What to produce ▸
Give the listing again exactly, omitting its images.

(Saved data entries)
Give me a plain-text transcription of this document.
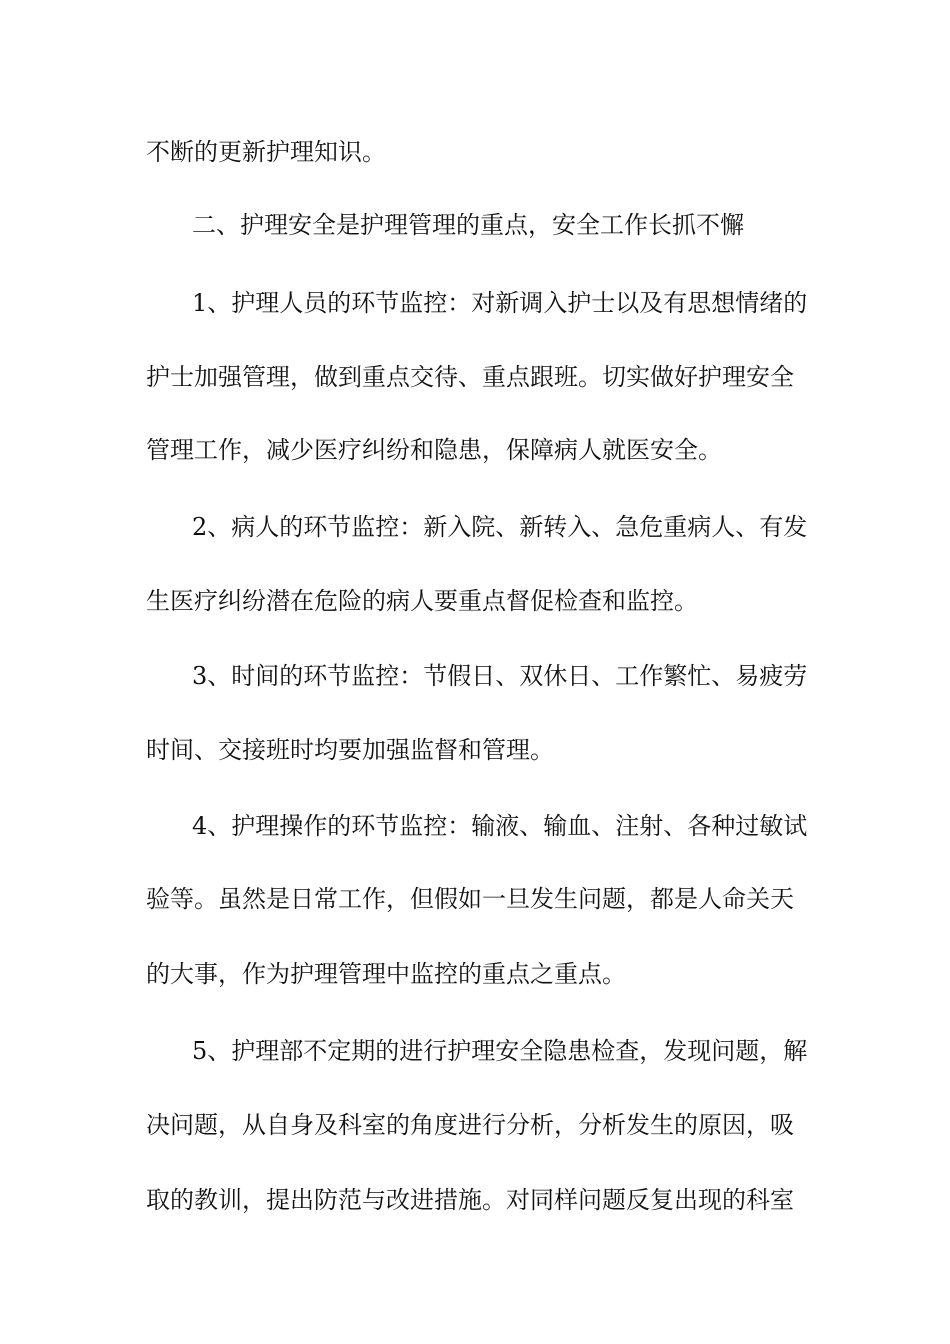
不断的更新护理知识。
二、护理安全是护理管理的重点，安全工作长抓不懈
1、护理人员的环节监控：对新调入护士以及有思想情绪的
护士加强管理，做到重点交待、重点跟班。切实做好护理安全
管理工作，减少医疗纠纷和隐患，保障病人就医安全。
2、病人的环节监控：新入院、新转入、急危重病人、有发
生医疗纠纷潜在危险的病人要重点督促检查和监控。
3、时间的环节监控：节假日、双休日、工作繁忙、易疲劳
时间、交接班时均要加强监督和管理。
4、护理操作的环节监控：输液、输血、注射、各种过敏试
验等。虽然是日常工作，但假如一旦发生问题，都是人命关天
的大事，作为护理管理中监控的重点之重点。
5、护理部不定期的进行护理安全隐患检查，发现问题，解
决问题，从自身及科室的角度进行分析，分析发生的原因，吸
取的教训，提出防范与改进措施。对同样问题反复出现的科室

The response ▸
Give me a plain-text transcription of this document.
不断的更新护理知识。
二、护理安全是护理管理的重点，安全工作长抓不懈
1、护理人员的环节监控：对新调入护士以及有思想情绪的
护士加强管理，做到重点交待、重点跟班。切实做好护理安全
管理工作，减少医疗纠纷和隐患，保障病人就医安全。
2、病人的环节监控：新入院、新转入、急危重病人、有发
生医疗纠纷潜在危险的病人要重点督促检查和监控。
3、时间的环节监控：节假日、双休日、工作繁忙、易疲劳
时间、交接班时均要加强监督和管理。
4、护理操作的环节监控：输液、输血、注射、各种过敏试
验等。虽然是日常工作，但假如一旦发生问题，都是人命关天
的大事，作为护理管理中监控的重点之重点。
5、护理部不定期的进行护理安全隐患检查，发现问题，解
决问题，从自身及科室的角度进行分析，分析发生的原因，吸
取的教训，提出防范与改进措施。对同样问题反复出现的科室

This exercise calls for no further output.